▶ **DESCRIPTION OF THE TASK**
Among the lines below, count those with "Temp". Give the total alone.

▶ **THE DATA**
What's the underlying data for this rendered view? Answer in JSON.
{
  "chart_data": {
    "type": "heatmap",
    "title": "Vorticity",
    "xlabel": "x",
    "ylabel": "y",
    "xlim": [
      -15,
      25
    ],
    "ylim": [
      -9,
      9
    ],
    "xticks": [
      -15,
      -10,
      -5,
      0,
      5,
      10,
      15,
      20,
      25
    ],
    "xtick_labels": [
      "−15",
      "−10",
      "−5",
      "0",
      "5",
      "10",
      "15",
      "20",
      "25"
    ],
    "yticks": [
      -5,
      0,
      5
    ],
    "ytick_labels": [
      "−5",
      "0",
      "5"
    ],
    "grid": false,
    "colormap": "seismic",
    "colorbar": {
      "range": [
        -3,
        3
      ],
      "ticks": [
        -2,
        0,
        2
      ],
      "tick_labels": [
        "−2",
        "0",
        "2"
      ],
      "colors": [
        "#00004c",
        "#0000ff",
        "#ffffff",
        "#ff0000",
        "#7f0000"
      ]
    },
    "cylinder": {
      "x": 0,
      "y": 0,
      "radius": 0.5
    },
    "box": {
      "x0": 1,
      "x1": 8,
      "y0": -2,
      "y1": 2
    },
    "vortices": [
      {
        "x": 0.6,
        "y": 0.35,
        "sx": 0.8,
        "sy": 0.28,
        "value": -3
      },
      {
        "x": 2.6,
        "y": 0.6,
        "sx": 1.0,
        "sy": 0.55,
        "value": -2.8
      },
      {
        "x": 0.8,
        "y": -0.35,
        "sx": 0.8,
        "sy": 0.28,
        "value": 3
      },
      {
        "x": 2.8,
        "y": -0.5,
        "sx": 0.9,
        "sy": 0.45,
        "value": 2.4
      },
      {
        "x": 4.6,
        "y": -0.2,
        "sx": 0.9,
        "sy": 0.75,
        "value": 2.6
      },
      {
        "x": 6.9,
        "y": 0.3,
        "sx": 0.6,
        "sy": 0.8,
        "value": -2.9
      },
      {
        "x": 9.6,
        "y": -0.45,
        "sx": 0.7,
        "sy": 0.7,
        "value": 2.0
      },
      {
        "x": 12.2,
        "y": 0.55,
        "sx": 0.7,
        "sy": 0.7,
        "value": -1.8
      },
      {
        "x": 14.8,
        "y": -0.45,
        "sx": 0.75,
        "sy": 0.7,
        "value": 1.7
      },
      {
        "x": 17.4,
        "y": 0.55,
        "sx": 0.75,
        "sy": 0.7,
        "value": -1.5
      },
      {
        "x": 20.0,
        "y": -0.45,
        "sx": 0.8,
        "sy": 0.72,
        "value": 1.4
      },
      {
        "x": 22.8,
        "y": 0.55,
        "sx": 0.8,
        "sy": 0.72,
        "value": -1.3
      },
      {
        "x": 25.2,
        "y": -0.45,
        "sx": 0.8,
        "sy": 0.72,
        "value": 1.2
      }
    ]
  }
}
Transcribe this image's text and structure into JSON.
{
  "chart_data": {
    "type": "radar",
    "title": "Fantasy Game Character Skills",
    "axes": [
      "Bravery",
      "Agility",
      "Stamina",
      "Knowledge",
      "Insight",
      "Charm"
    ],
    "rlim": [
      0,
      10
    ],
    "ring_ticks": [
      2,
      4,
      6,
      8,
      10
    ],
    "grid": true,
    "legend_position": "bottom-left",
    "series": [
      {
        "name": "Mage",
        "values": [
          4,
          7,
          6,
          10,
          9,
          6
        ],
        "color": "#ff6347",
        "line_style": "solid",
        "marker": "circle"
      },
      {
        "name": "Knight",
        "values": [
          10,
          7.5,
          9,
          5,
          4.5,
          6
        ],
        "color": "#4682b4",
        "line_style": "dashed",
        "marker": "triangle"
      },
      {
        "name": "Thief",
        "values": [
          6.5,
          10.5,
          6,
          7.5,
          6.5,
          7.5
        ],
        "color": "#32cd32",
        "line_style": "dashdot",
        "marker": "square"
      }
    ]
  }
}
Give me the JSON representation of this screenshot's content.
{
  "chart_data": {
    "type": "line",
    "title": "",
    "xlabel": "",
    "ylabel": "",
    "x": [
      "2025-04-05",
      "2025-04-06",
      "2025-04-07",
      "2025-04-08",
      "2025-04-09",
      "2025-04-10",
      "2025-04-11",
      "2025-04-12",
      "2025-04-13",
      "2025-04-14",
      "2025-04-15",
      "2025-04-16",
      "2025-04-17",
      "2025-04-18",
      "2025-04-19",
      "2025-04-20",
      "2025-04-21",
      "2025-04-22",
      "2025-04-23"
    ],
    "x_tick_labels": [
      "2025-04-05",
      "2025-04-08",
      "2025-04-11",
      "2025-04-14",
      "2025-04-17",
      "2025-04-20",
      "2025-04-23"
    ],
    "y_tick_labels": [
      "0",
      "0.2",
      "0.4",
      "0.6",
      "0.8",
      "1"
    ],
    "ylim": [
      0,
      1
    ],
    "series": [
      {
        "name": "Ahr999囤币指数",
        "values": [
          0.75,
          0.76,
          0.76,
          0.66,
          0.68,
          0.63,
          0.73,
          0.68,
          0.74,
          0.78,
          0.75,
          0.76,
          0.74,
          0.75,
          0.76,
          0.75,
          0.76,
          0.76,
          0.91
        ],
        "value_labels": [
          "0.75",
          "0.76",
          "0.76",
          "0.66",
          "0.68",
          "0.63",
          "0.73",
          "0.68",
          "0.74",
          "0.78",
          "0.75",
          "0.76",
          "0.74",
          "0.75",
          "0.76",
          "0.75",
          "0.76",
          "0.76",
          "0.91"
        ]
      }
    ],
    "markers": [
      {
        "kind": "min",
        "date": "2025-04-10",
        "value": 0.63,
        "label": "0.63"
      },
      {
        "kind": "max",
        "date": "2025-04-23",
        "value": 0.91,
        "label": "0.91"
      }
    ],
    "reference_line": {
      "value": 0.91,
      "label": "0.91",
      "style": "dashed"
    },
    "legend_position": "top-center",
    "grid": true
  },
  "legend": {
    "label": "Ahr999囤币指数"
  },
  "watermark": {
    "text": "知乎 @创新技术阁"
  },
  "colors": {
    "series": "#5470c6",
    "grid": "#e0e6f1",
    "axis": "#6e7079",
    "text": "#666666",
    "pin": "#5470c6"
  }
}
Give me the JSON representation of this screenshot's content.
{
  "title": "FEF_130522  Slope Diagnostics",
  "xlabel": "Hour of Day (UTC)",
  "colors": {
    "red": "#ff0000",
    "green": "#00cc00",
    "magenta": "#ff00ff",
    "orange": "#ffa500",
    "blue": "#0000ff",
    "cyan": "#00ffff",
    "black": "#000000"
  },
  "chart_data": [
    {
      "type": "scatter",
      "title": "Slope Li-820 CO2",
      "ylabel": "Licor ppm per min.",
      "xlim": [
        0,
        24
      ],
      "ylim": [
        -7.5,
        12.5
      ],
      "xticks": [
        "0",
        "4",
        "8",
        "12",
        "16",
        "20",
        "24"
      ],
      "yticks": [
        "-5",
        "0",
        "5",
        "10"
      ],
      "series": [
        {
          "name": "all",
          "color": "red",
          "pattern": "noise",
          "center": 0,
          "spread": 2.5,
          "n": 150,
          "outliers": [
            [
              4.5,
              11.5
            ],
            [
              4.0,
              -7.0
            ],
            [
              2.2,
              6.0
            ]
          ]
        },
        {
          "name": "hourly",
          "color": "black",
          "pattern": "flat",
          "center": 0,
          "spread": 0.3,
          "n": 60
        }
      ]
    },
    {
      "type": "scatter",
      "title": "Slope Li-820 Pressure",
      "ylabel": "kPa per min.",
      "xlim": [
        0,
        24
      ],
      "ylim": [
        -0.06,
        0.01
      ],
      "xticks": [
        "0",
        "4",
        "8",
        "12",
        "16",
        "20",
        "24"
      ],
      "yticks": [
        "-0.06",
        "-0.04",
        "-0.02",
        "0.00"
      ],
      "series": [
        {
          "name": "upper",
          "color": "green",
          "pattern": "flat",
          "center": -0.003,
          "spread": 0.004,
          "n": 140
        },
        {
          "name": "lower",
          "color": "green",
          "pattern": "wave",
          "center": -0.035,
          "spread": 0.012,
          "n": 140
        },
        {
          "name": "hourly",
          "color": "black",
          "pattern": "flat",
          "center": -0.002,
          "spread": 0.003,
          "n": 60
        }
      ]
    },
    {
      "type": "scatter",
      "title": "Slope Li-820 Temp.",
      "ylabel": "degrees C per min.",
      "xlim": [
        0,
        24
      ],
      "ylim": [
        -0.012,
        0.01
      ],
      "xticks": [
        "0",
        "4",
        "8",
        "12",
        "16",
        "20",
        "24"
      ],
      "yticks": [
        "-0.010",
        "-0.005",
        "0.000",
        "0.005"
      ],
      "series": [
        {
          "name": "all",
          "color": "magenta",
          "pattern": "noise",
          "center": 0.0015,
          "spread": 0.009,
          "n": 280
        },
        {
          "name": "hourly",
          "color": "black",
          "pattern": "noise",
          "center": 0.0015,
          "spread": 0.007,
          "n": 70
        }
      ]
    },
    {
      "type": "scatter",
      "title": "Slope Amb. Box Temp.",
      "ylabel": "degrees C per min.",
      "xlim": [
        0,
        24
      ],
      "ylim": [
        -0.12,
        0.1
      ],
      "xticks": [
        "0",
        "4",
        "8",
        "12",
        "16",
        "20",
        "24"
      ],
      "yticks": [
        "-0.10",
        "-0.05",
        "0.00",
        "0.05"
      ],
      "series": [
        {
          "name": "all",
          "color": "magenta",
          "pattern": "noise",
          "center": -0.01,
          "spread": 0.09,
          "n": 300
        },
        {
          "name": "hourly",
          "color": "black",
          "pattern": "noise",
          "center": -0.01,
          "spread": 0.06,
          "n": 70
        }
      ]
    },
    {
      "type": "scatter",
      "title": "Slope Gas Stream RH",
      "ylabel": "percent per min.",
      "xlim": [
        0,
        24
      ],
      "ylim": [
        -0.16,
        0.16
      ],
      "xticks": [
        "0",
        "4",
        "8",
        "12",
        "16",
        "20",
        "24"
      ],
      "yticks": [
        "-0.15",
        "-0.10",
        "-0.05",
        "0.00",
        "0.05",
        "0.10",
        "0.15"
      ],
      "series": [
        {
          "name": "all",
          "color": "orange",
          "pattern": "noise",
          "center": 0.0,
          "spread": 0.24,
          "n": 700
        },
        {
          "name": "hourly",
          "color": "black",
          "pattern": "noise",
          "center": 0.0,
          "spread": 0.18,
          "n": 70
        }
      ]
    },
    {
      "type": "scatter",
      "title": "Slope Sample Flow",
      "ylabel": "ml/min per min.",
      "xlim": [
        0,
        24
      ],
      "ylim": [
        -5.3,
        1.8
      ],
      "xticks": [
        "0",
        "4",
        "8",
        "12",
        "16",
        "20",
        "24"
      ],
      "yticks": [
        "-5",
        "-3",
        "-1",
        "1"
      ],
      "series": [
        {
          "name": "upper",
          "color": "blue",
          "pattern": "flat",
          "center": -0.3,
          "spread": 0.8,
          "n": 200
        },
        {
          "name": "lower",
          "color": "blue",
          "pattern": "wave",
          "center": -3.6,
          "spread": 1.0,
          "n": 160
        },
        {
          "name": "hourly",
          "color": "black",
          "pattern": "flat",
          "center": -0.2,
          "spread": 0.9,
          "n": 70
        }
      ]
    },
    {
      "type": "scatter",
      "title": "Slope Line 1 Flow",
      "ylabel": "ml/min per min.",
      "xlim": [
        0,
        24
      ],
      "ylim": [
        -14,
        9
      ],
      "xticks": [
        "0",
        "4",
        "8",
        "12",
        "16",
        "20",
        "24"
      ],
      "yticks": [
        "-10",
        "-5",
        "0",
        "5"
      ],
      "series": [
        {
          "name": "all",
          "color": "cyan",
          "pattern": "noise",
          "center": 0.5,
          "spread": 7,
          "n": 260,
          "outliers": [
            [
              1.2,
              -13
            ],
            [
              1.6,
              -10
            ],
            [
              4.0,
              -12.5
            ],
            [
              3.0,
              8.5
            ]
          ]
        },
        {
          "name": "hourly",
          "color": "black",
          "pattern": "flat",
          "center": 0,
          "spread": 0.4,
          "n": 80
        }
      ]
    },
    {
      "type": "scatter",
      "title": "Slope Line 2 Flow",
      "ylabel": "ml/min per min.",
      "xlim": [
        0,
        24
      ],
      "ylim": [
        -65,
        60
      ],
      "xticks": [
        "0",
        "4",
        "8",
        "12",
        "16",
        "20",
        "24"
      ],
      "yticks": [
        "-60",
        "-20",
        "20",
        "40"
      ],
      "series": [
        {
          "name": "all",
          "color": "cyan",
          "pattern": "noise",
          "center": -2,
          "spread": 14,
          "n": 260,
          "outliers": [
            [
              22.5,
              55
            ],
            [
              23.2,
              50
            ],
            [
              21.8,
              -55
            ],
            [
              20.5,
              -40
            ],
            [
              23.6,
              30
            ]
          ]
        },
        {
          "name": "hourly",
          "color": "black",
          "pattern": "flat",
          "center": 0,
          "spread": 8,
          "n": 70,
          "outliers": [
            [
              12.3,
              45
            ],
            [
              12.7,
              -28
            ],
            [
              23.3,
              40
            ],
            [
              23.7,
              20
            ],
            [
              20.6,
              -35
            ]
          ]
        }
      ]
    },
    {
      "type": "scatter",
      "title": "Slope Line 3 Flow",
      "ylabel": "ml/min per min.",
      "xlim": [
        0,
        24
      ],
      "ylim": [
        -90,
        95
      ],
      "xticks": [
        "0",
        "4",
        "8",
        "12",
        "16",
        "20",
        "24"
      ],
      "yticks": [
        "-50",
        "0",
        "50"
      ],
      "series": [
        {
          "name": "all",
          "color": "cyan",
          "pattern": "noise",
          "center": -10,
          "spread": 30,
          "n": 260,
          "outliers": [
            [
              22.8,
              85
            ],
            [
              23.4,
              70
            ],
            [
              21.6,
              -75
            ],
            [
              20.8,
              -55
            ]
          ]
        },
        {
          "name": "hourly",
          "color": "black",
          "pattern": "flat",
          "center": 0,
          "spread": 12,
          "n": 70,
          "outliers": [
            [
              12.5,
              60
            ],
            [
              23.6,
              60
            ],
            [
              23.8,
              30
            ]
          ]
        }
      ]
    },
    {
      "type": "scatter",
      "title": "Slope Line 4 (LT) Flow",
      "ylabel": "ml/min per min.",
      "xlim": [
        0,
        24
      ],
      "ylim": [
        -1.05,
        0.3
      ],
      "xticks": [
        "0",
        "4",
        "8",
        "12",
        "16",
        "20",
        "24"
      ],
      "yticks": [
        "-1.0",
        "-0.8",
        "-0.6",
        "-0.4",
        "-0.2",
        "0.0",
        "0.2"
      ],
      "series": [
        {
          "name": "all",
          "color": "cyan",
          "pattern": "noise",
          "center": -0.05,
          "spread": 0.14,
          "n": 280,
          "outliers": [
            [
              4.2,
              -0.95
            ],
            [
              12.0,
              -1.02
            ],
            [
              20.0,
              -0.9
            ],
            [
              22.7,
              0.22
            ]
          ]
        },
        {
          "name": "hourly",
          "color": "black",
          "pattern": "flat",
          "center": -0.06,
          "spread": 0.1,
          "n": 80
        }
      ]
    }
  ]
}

▶ **OUTPUT OF THE TASK**
2